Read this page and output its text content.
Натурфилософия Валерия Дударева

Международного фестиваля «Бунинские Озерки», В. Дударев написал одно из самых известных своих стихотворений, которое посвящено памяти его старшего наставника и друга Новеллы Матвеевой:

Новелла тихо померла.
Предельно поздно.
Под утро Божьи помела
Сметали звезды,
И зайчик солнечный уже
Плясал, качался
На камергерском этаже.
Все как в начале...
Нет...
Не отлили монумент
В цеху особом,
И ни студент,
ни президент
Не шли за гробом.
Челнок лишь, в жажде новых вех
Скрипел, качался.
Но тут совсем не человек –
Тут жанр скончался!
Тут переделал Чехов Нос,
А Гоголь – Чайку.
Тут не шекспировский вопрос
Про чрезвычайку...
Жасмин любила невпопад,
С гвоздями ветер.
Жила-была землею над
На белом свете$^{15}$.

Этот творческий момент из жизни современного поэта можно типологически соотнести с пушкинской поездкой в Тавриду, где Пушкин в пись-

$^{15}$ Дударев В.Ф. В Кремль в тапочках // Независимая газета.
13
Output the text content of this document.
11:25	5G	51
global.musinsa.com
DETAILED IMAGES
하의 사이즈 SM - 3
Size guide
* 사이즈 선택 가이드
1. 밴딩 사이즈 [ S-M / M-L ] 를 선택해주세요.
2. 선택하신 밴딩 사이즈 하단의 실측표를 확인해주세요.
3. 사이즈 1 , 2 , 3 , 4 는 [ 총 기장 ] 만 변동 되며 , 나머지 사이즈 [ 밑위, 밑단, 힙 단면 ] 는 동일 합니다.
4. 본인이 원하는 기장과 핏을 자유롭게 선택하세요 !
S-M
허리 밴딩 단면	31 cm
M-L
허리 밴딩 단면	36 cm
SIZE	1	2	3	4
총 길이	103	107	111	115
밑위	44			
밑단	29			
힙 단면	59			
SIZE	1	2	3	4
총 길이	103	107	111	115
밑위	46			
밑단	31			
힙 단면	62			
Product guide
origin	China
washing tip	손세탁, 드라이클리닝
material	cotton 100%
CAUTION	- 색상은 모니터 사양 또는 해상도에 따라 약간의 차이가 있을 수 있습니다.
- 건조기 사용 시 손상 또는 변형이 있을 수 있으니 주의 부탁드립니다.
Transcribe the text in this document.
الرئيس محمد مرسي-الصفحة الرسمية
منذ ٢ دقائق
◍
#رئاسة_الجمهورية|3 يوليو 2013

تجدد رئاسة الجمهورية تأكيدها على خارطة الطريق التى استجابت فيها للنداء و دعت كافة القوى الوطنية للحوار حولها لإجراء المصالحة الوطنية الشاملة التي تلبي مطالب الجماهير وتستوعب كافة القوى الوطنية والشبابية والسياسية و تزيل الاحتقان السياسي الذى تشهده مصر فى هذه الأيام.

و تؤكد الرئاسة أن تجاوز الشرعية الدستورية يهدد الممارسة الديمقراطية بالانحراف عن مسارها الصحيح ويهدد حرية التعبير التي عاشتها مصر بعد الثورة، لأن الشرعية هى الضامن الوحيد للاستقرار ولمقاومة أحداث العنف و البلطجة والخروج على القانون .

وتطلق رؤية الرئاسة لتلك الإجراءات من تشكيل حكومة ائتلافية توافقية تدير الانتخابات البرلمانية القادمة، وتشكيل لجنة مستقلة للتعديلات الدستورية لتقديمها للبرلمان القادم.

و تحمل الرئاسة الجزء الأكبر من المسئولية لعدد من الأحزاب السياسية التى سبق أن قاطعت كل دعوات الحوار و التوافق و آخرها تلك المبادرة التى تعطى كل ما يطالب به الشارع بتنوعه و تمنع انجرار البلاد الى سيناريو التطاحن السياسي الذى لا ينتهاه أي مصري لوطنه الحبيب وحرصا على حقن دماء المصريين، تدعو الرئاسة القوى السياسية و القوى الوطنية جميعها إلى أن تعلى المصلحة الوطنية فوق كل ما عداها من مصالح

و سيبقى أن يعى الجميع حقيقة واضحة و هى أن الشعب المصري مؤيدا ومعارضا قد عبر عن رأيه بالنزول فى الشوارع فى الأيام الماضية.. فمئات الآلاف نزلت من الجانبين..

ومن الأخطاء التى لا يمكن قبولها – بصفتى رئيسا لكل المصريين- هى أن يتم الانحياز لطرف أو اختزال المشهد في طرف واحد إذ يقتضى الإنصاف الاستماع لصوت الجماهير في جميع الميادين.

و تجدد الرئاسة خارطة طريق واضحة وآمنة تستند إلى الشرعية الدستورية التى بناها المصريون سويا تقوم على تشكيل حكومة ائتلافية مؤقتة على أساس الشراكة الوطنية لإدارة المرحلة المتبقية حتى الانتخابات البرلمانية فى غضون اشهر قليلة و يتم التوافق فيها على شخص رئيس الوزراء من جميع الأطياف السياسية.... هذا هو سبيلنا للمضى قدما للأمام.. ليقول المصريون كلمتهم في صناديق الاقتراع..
§
GIVEN EXERCISE —
Within the listing above, copy each line that has the string "الذى".

FULL RESPONSE —
تجدد رئاسة الجمهورية تأكيدها على خارطة الطريق التى استجابت فيها للنداء و دعت كافة القوى الوطنية للحوار حولها لإجراء المصالحة الوطنية الشاملة التي تلبي مطالب الجماهير وتستوعب كافة القوى الوطنية والشبابية والسياسية و تزيل الاحتقان السياسي الذى تشهده مصر فى هذه الأيام.
و تحمل الرئاسة الجزء الأكبر من المسئولية لعدد من الأحزاب السياسية التى سبق أن قاطعت كل دعوات الحوار و التوافق و آخرها تلك المبادرة التى تعطى كل ما يطالب به الشارع بتنوعه و تمنع انجرار البلاد الى سيناريو التطاحن السياسي الذى لا ينتهاه أي مصري لوطنه الحبيب وحرصا على حقن دماء المصريين، تدعو الرئاسة القوى السياسية و القوى الوطنية جميعها إلى أن تعلى المصلحة الوطنية فوق كل ما عداها من مصالح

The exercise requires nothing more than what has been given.